Locate the word "学编应用题" in the material, then show every line that holds it.

## Start Data provided

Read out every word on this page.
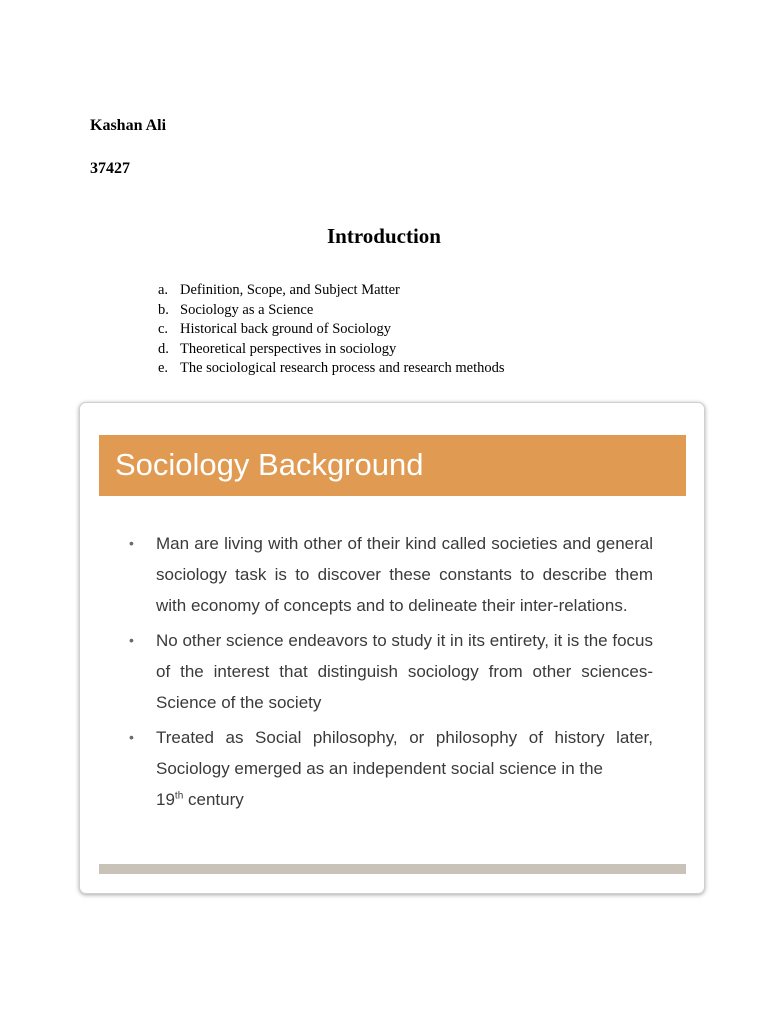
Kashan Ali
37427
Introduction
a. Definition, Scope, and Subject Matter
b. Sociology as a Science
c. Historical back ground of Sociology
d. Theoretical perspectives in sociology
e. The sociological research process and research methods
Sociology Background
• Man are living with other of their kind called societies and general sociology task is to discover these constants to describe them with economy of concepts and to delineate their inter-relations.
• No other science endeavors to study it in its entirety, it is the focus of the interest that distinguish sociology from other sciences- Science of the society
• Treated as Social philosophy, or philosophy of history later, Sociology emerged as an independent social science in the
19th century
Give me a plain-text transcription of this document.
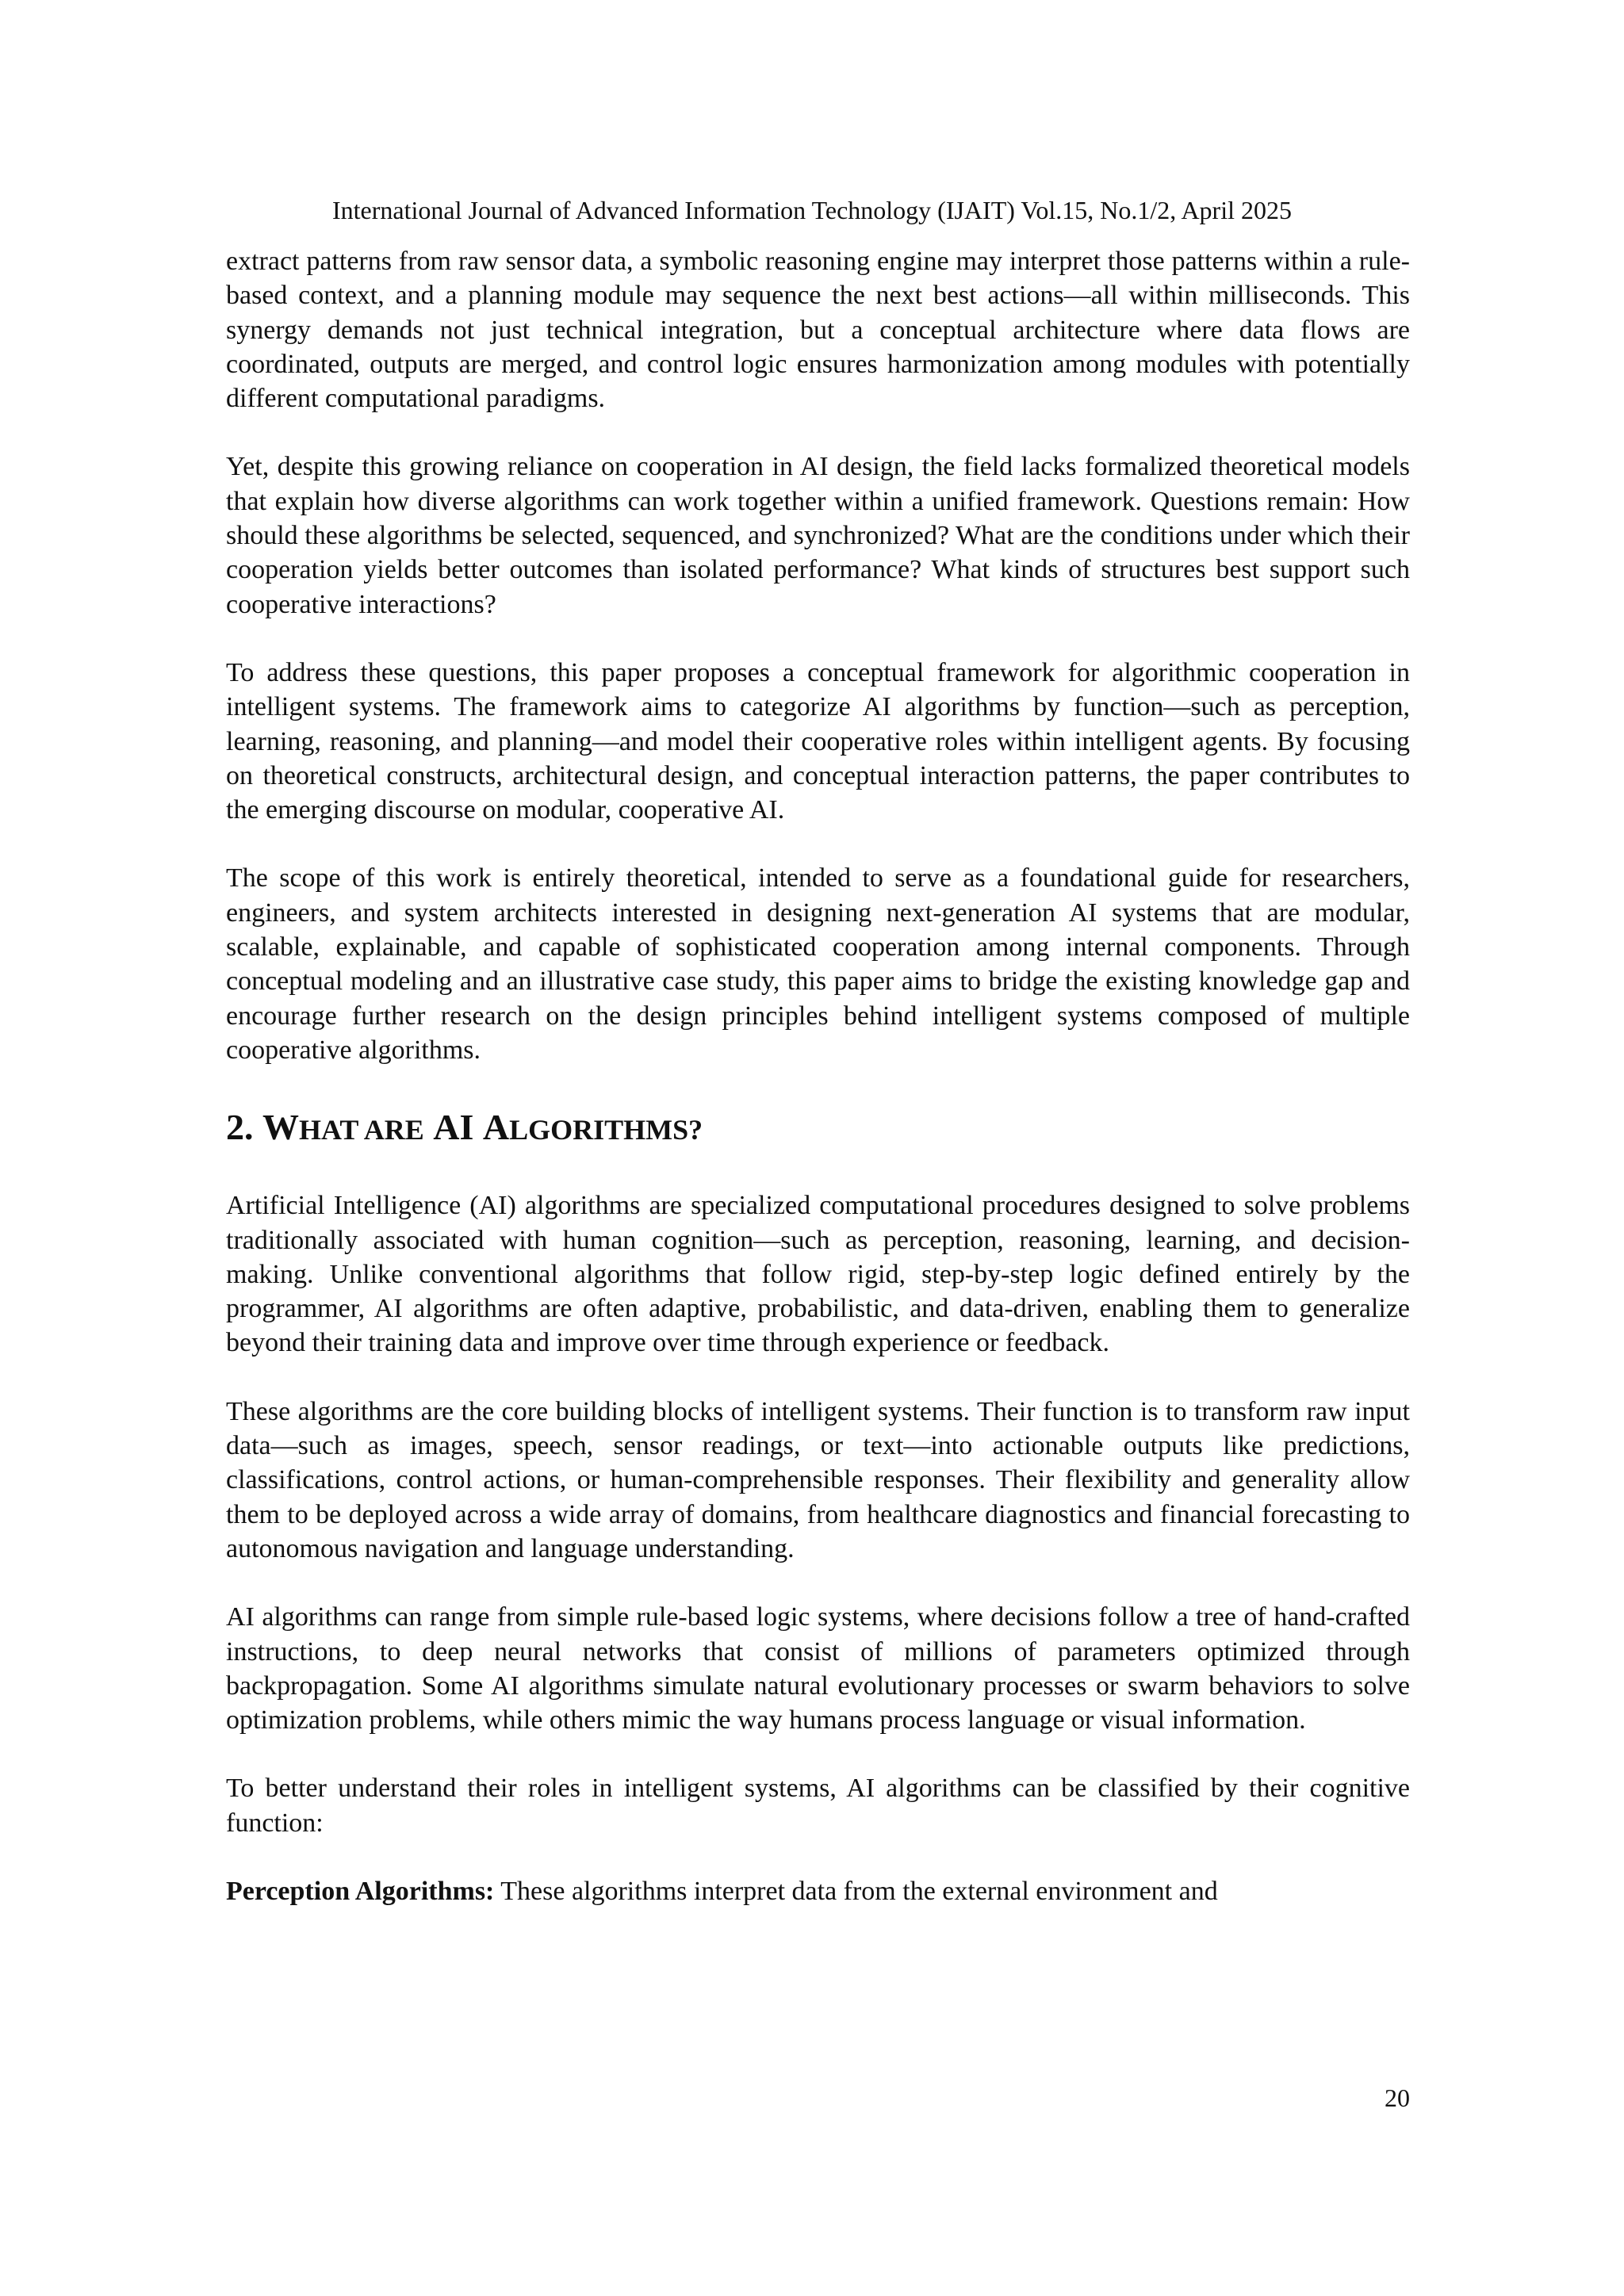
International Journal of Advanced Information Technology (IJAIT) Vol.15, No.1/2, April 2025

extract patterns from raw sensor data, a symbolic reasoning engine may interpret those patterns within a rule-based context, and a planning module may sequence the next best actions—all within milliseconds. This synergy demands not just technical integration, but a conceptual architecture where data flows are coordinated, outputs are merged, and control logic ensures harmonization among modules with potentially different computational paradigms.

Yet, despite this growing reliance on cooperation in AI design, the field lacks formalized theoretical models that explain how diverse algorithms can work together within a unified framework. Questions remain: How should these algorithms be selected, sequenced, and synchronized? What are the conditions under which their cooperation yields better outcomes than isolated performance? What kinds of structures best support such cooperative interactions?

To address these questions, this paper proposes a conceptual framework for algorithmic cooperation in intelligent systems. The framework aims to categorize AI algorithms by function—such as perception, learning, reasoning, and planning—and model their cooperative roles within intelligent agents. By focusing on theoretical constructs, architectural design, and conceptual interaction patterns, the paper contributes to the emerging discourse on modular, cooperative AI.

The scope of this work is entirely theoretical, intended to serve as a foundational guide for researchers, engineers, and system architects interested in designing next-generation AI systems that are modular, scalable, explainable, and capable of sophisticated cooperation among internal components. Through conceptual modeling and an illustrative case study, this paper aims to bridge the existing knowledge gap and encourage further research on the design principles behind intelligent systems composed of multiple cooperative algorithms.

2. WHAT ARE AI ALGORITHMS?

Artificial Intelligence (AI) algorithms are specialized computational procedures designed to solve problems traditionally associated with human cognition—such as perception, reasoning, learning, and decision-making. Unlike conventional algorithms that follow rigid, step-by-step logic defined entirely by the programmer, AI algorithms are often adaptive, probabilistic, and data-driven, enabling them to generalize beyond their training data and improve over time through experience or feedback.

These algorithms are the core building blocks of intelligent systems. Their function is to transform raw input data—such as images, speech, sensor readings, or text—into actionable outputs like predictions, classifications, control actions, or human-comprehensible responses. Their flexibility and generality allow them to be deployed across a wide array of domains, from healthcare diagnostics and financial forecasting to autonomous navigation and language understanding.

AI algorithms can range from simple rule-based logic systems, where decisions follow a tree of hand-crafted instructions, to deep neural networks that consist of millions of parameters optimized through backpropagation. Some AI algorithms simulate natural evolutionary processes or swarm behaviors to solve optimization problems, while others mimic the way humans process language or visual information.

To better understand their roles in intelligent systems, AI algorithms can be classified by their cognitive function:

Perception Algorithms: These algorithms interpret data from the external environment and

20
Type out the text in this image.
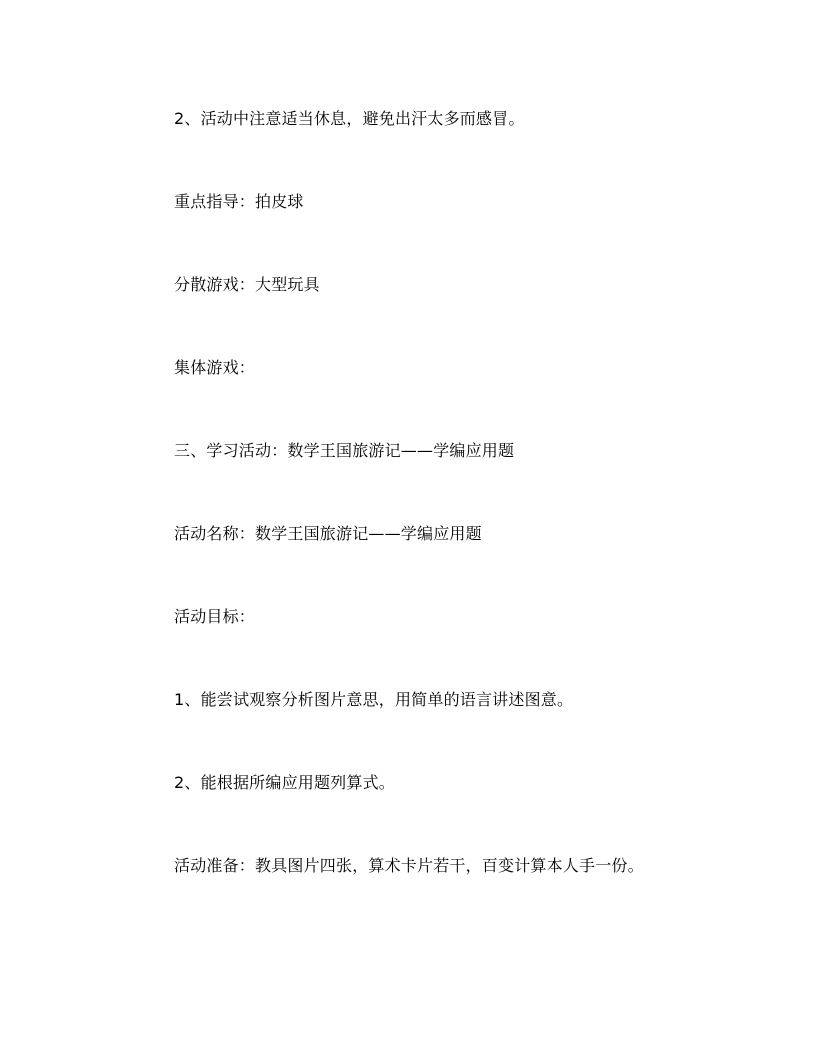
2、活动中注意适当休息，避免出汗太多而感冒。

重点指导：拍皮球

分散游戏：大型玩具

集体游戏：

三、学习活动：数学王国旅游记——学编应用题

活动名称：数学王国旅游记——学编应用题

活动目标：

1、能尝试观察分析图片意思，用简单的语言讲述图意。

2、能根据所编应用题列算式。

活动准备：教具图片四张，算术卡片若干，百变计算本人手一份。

## End Data provided

§ Complete answer
三、学习活动：数学王国旅游记——学编应用题
活动名称：数学王国旅游记——学编应用题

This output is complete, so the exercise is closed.